# Given instruction
Produce an exact copy of all the data below, dropping every image.
··· Records for this exercise
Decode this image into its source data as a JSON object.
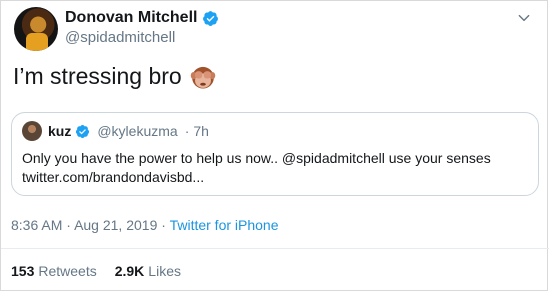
{
  "tweet": {
    "author": {
      "display_name": "Donovan Mitchell",
      "handle": "@spidadmitchell",
      "verified": true,
      "avatar_icon": "profile-photo"
    },
    "menu_icon": "chevron-down-icon",
    "text": "I’m stressing bro",
    "emoji_icon": "see-no-evil-monkey-emoji",
    "quoted": {
      "display_name": "kuz",
      "handle": "@kylekuzma",
      "separator": "·",
      "time": "7h",
      "verified": true,
      "text_line1": "Only you have the power to help us now.. @spidadmitchell use your senses",
      "text_line2": "twitter.com/brandondavisbd..."
    },
    "meta": {
      "time": "8:36 AM",
      "sep1": "·",
      "date": "Aug 21, 2019",
      "sep2": "·",
      "source": "Twitter for iPhone"
    },
    "stats": {
      "retweets_count": "153",
      "retweets_label": "Retweets",
      "likes_count": "2.9K",
      "likes_label": "Likes"
    }
  },
  "colors": {
    "text": "#14171a",
    "secondary": "#657786",
    "link": "#1b95e0",
    "verified": "#1da1f2",
    "border": "#ccd6dd"
  }
}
······
# Exercise solution
Decode this image into its source data as a JSON object.
{
  "tweet": {
    "author": {
      "display_name": "Donovan Mitchell",
      "handle": "@spidadmitchell",
      "verified": true,
      "avatar_icon": "profile-photo"
    },
    "menu_icon": "chevron-down-icon",
    "text": "I’m stressing bro",
    "emoji_icon": "see-no-evil-monkey-emoji",
    "quoted": {
      "display_name": "kuz",
      "handle": "@kylekuzma",
      "separator": "·",
      "time": "7h",
      "verified": true,
      "text_line1": "Only you have the power to help us now.. @spidadmitchell use your senses",
      "text_line2": "twitter.com/brandondavisbd..."
    },
    "meta": {
      "time": "8:36 AM",
      "sep1": "·",
      "date": "Aug 21, 2019",
      "sep2": "·",
      "source": "Twitter for iPhone"
    },
    "stats": {
      "retweets_count": "153",
      "retweets_label": "Retweets",
      "likes_count": "2.9K",
      "likes_label": "Likes"
    }
  },
  "colors": {
    "text": "#14171a",
    "secondary": "#657786",
    "link": "#1b95e0",
    "verified": "#1da1f2",
    "border": "#ccd6dd"
  }
}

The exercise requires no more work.